:: Dataset records ::

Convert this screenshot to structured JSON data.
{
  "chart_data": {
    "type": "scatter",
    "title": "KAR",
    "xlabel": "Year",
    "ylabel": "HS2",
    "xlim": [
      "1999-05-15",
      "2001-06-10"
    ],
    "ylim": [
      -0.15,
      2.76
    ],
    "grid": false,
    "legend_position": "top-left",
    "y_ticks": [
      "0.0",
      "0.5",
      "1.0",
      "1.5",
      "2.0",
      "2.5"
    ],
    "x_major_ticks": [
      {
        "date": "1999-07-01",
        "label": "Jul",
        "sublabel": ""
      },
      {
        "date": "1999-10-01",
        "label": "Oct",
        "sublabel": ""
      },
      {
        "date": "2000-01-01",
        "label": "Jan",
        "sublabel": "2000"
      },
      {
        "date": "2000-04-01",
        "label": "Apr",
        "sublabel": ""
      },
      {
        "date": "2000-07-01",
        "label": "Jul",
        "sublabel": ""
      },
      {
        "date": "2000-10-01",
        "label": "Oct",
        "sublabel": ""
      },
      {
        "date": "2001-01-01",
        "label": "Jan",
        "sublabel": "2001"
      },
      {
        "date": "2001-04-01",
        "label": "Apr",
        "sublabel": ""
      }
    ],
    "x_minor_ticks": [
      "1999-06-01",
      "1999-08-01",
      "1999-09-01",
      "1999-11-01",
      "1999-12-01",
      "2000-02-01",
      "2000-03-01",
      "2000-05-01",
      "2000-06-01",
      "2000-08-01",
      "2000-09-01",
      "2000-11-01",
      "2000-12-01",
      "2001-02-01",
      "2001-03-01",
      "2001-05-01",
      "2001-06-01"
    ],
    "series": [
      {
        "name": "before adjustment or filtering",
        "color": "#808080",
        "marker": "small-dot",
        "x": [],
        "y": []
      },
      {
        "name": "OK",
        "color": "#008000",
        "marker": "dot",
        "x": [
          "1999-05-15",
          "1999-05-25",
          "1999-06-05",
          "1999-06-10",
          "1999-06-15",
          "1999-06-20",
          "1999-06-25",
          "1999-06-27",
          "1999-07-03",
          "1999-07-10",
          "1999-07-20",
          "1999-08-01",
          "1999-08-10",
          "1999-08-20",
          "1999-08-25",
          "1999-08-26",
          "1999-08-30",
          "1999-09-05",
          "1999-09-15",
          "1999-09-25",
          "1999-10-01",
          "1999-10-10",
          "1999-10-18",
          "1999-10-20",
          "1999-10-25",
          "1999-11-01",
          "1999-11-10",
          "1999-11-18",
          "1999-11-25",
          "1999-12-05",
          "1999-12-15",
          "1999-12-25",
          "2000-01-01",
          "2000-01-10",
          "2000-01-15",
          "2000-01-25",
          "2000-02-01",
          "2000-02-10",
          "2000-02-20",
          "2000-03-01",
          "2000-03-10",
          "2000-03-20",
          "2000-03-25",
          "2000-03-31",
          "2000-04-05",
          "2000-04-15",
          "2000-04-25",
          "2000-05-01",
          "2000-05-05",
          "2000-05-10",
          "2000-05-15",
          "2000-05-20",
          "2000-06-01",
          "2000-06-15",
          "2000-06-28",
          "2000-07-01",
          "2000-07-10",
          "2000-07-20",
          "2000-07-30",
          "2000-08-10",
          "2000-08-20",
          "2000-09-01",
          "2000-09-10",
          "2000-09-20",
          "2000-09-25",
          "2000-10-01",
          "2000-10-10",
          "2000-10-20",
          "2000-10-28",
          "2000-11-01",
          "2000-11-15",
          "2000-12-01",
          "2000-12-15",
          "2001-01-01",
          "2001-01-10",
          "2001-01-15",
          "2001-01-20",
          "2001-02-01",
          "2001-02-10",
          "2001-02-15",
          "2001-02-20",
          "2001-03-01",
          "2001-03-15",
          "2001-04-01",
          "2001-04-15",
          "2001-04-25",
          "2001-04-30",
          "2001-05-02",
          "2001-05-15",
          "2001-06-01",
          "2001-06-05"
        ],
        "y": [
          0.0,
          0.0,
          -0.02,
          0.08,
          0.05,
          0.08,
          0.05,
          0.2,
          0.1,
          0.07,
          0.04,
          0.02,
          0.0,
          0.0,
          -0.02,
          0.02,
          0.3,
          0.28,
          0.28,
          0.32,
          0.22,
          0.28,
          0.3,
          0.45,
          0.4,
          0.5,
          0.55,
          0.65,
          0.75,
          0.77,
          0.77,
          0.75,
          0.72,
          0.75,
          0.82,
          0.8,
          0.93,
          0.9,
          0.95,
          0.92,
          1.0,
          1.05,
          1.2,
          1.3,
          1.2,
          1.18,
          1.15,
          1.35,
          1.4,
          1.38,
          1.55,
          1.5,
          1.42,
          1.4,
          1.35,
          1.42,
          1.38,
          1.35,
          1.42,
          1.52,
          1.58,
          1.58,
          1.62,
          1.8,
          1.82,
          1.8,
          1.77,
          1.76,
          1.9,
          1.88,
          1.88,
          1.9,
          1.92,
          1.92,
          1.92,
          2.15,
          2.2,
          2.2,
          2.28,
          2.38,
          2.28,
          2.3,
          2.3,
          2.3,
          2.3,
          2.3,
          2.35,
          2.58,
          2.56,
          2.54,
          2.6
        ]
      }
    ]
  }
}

:::

[The request]:
Print out every entry, keeping each one exact.

[Correct output]:
Convert this screenshot to structured JSON data.
{
  "chart_data": {
    "type": "scatter",
    "title": "KAR",
    "xlabel": "Year",
    "ylabel": "HS2",
    "xlim": [
      "1999-05-15",
      "2001-06-10"
    ],
    "ylim": [
      -0.15,
      2.76
    ],
    "grid": false,
    "legend_position": "top-left",
    "y_ticks": [
      "0.0",
      "0.5",
      "1.0",
      "1.5",
      "2.0",
      "2.5"
    ],
    "x_major_ticks": [
      {
        "date": "1999-07-01",
        "label": "Jul",
        "sublabel": ""
      },
      {
        "date": "1999-10-01",
        "label": "Oct",
        "sublabel": ""
      },
      {
        "date": "2000-01-01",
        "label": "Jan",
        "sublabel": "2000"
      },
      {
        "date": "2000-04-01",
        "label": "Apr",
        "sublabel": ""
      },
      {
        "date": "2000-07-01",
        "label": "Jul",
        "sublabel": ""
      },
      {
        "date": "2000-10-01",
        "label": "Oct",
        "sublabel": ""
      },
      {
        "date": "2001-01-01",
        "label": "Jan",
        "sublabel": "2001"
      },
      {
        "date": "2001-04-01",
        "label": "Apr",
        "sublabel": ""
      }
    ],
    "x_minor_ticks": [
      "1999-06-01",
      "1999-08-01",
      "1999-09-01",
      "1999-11-01",
      "1999-12-01",
      "2000-02-01",
      "2000-03-01",
      "2000-05-01",
      "2000-06-01",
      "2000-08-01",
      "2000-09-01",
      "2000-11-01",
      "2000-12-01",
      "2001-02-01",
      "2001-03-01",
      "2001-05-01",
      "2001-06-01"
    ],
    "series": [
      {
        "name": "before adjustment or filtering",
        "color": "#808080",
        "marker": "small-dot",
        "x": [],
        "y": []
      },
      {
        "name": "OK",
        "color": "#008000",
        "marker": "dot",
        "x": [
          "1999-05-15",
          "1999-05-25",
          "1999-06-05",
          "1999-06-10",
          "1999-06-15",
          "1999-06-20",
          "1999-06-25",
          "1999-06-27",
          "1999-07-03",
          "1999-07-10",
          "1999-07-20",
          "1999-08-01",
          "1999-08-10",
          "1999-08-20",
          "1999-08-25",
          "1999-08-26",
          "1999-08-30",
          "1999-09-05",
          "1999-09-15",
          "1999-09-25",
          "1999-10-01",
          "1999-10-10",
          "1999-10-18",
          "1999-10-20",
          "1999-10-25",
          "1999-11-01",
          "1999-11-10",
          "1999-11-18",
          "1999-11-25",
          "1999-12-05",
          "1999-12-15",
          "1999-12-25",
          "2000-01-01",
          "2000-01-10",
          "2000-01-15",
          "2000-01-25",
          "2000-02-01",
          "2000-02-10",
          "2000-02-20",
          "2000-03-01",
          "2000-03-10",
          "2000-03-20",
          "2000-03-25",
          "2000-03-31",
          "2000-04-05",
          "2000-04-15",
          "2000-04-25",
          "2000-05-01",
          "2000-05-05",
          "2000-05-10",
          "2000-05-15",
          "2000-05-20",
          "2000-06-01",
          "2000-06-15",
          "2000-06-28",
          "2000-07-01",
          "2000-07-10",
          "2000-07-20",
          "2000-07-30",
          "2000-08-10",
          "2000-08-20",
          "2000-09-01",
          "2000-09-10",
          "2000-09-20",
          "2000-09-25",
          "2000-10-01",
          "2000-10-10",
          "2000-10-20",
          "2000-10-28",
          "2000-11-01",
          "2000-11-15",
          "2000-12-01",
          "2000-12-15",
          "2001-01-01",
          "2001-01-10",
          "2001-01-15",
          "2001-01-20",
          "2001-02-01",
          "2001-02-10",
          "2001-02-15",
          "2001-02-20",
          "2001-03-01",
          "2001-03-15",
          "2001-04-01",
          "2001-04-15",
          "2001-04-25",
          "2001-04-30",
          "2001-05-02",
          "2001-05-15",
          "2001-06-01",
          "2001-06-05"
        ],
        "y": [
          0.0,
          0.0,
          -0.02,
          0.08,
          0.05,
          0.08,
          0.05,
          0.2,
          0.1,
          0.07,
          0.04,
          0.02,
          0.0,
          0.0,
          -0.02,
          0.02,
          0.3,
          0.28,
          0.28,
          0.32,
          0.22,
          0.28,
          0.3,
          0.45,
          0.4,
          0.5,
          0.55,
          0.65,
          0.75,
          0.77,
          0.77,
          0.75,
          0.72,
          0.75,
          0.82,
          0.8,
          0.93,
          0.9,
          0.95,
          0.92,
          1.0,
          1.05,
          1.2,
          1.3,
          1.2,
          1.18,
          1.15,
          1.35,
          1.4,
          1.38,
          1.55,
          1.5,
          1.42,
          1.4,
          1.35,
          1.42,
          1.38,
          1.35,
          1.42,
          1.52,
          1.58,
          1.58,
          1.62,
          1.8,
          1.82,
          1.8,
          1.77,
          1.76,
          1.9,
          1.88,
          1.88,
          1.9,
          1.92,
          1.92,
          1.92,
          2.15,
          2.2,
          2.2,
          2.28,
          2.38,
          2.28,
          2.3,
          2.3,
          2.3,
          2.3,
          2.3,
          2.35,
          2.58,
          2.56,
          2.54,
          2.6
        ]
      }
    ]
  }
}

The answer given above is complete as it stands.